Transcribe all the records with complete accuracy.

---- Rows

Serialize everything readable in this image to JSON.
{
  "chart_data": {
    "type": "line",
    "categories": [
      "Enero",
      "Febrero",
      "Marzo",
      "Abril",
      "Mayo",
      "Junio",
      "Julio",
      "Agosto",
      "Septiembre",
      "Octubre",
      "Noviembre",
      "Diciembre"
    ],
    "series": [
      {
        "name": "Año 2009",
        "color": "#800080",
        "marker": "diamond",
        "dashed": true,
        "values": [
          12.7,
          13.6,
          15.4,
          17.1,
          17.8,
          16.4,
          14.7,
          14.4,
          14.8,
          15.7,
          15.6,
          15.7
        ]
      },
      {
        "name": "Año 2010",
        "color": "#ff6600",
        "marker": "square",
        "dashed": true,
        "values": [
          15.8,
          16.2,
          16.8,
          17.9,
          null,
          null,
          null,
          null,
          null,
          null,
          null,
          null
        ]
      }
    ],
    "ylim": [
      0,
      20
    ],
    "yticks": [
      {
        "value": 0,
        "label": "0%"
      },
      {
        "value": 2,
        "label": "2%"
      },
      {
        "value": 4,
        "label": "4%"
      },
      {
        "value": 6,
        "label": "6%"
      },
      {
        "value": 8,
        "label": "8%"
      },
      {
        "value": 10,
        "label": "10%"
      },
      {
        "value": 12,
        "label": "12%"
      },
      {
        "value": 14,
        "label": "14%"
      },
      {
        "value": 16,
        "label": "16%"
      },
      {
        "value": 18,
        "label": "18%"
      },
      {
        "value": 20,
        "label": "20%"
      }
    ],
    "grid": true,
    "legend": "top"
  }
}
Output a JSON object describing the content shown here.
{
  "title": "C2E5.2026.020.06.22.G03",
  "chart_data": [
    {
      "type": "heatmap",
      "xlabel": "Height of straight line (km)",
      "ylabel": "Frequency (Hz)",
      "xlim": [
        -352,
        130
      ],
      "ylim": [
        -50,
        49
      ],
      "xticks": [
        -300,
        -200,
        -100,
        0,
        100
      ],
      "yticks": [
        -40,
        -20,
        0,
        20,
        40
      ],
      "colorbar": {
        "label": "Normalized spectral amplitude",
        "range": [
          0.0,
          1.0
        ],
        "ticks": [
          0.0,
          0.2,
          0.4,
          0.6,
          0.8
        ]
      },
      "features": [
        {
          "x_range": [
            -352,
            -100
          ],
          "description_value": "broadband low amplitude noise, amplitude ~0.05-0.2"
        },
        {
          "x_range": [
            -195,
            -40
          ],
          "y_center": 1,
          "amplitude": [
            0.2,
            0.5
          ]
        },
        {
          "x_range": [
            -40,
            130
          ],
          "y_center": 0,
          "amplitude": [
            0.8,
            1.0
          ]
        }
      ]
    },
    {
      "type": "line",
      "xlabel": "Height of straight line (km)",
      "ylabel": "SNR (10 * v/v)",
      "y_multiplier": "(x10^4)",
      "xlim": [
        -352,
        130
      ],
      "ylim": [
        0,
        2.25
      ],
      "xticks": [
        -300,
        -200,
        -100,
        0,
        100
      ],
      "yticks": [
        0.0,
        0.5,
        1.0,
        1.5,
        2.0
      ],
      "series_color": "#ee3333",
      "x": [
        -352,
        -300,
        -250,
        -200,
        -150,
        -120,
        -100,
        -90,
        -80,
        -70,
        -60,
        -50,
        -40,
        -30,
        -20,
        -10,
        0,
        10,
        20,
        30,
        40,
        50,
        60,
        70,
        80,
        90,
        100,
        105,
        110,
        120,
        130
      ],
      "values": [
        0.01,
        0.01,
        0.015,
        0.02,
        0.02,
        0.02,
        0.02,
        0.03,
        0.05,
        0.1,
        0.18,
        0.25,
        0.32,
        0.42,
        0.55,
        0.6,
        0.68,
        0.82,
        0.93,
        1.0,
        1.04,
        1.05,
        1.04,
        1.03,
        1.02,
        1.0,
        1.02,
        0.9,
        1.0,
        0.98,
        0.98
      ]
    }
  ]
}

--------

= Exercise solution =
Serialize everything readable in this image to JSON.
{
  "chart_data": {
    "type": "line",
    "categories": [
      "Enero",
      "Febrero",
      "Marzo",
      "Abril",
      "Mayo",
      "Junio",
      "Julio",
      "Agosto",
      "Septiembre",
      "Octubre",
      "Noviembre",
      "Diciembre"
    ],
    "series": [
      {
        "name": "Año 2009",
        "color": "#800080",
        "marker": "diamond",
        "dashed": true,
        "values": [
          12.7,
          13.6,
          15.4,
          17.1,
          17.8,
          16.4,
          14.7,
          14.4,
          14.8,
          15.7,
          15.6,
          15.7
        ]
      },
      {
        "name": "Año 2010",
        "color": "#ff6600",
        "marker": "square",
        "dashed": true,
        "values": [
          15.8,
          16.2,
          16.8,
          17.9,
          null,
          null,
          null,
          null,
          null,
          null,
          null,
          null
        ]
      }
    ],
    "ylim": [
      0,
      20
    ],
    "yticks": [
      {
        "value": 0,
        "label": "0%"
      },
      {
        "value": 2,
        "label": "2%"
      },
      {
        "value": 4,
        "label": "4%"
      },
      {
        "value": 6,
        "label": "6%"
      },
      {
        "value": 8,
        "label": "8%"
      },
      {
        "value": 10,
        "label": "10%"
      },
      {
        "value": 12,
        "label": "12%"
      },
      {
        "value": 14,
        "label": "14%"
      },
      {
        "value": 16,
        "label": "16%"
      },
      {
        "value": 18,
        "label": "18%"
      },
      {
        "value": 20,
        "label": "20%"
      }
    ],
    "grid": true,
    "legend": "top"
  }
}
Output a JSON object describing the content shown here.
{
  "title": "C2E5.2026.020.06.22.G03",
  "chart_data": [
    {
      "type": "heatmap",
      "xlabel": "Height of straight line (km)",
      "ylabel": "Frequency (Hz)",
      "xlim": [
        -352,
        130
      ],
      "ylim": [
        -50,
        49
      ],
      "xticks": [
        -300,
        -200,
        -100,
        0,
        100
      ],
      "yticks": [
        -40,
        -20,
        0,
        20,
        40
      ],
      "colorbar": {
        "label": "Normalized spectral amplitude",
        "range": [
          0.0,
          1.0
        ],
        "ticks": [
          0.0,
          0.2,
          0.4,
          0.6,
          0.8
        ]
      },
      "features": [
        {
          "x_range": [
            -352,
            -100
          ],
          "description_value": "broadband low amplitude noise, amplitude ~0.05-0.2"
        },
        {
          "x_range": [
            -195,
            -40
          ],
          "y_center": 1,
          "amplitude": [
            0.2,
            0.5
          ]
        },
        {
          "x_range": [
            -40,
            130
          ],
          "y_center": 0,
          "amplitude": [
            0.8,
            1.0
          ]
        }
      ]
    },
    {
      "type": "line",
      "xlabel": "Height of straight line (km)",
      "ylabel": "SNR (10 * v/v)",
      "y_multiplier": "(x10^4)",
      "xlim": [
        -352,
        130
      ],
      "ylim": [
        0,
        2.25
      ],
      "xticks": [
        -300,
        -200,
        -100,
        0,
        100
      ],
      "yticks": [
        0.0,
        0.5,
        1.0,
        1.5,
        2.0
      ],
      "series_color": "#ee3333",
      "x": [
        -352,
        -300,
        -250,
        -200,
        -150,
        -120,
        -100,
        -90,
        -80,
        -70,
        -60,
        -50,
        -40,
        -30,
        -20,
        -10,
        0,
        10,
        20,
        30,
        40,
        50,
        60,
        70,
        80,
        90,
        100,
        105,
        110,
        120,
        130
      ],
      "values": [
        0.01,
        0.01,
        0.015,
        0.02,
        0.02,
        0.02,
        0.02,
        0.03,
        0.05,
        0.1,
        0.18,
        0.25,
        0.32,
        0.42,
        0.55,
        0.6,
        0.68,
        0.82,
        0.93,
        1.0,
        1.04,
        1.05,
        1.04,
        1.03,
        1.02,
        1.0,
        1.02,
        0.9,
        1.0,
        0.98,
        0.98
      ]
    }
  ]
}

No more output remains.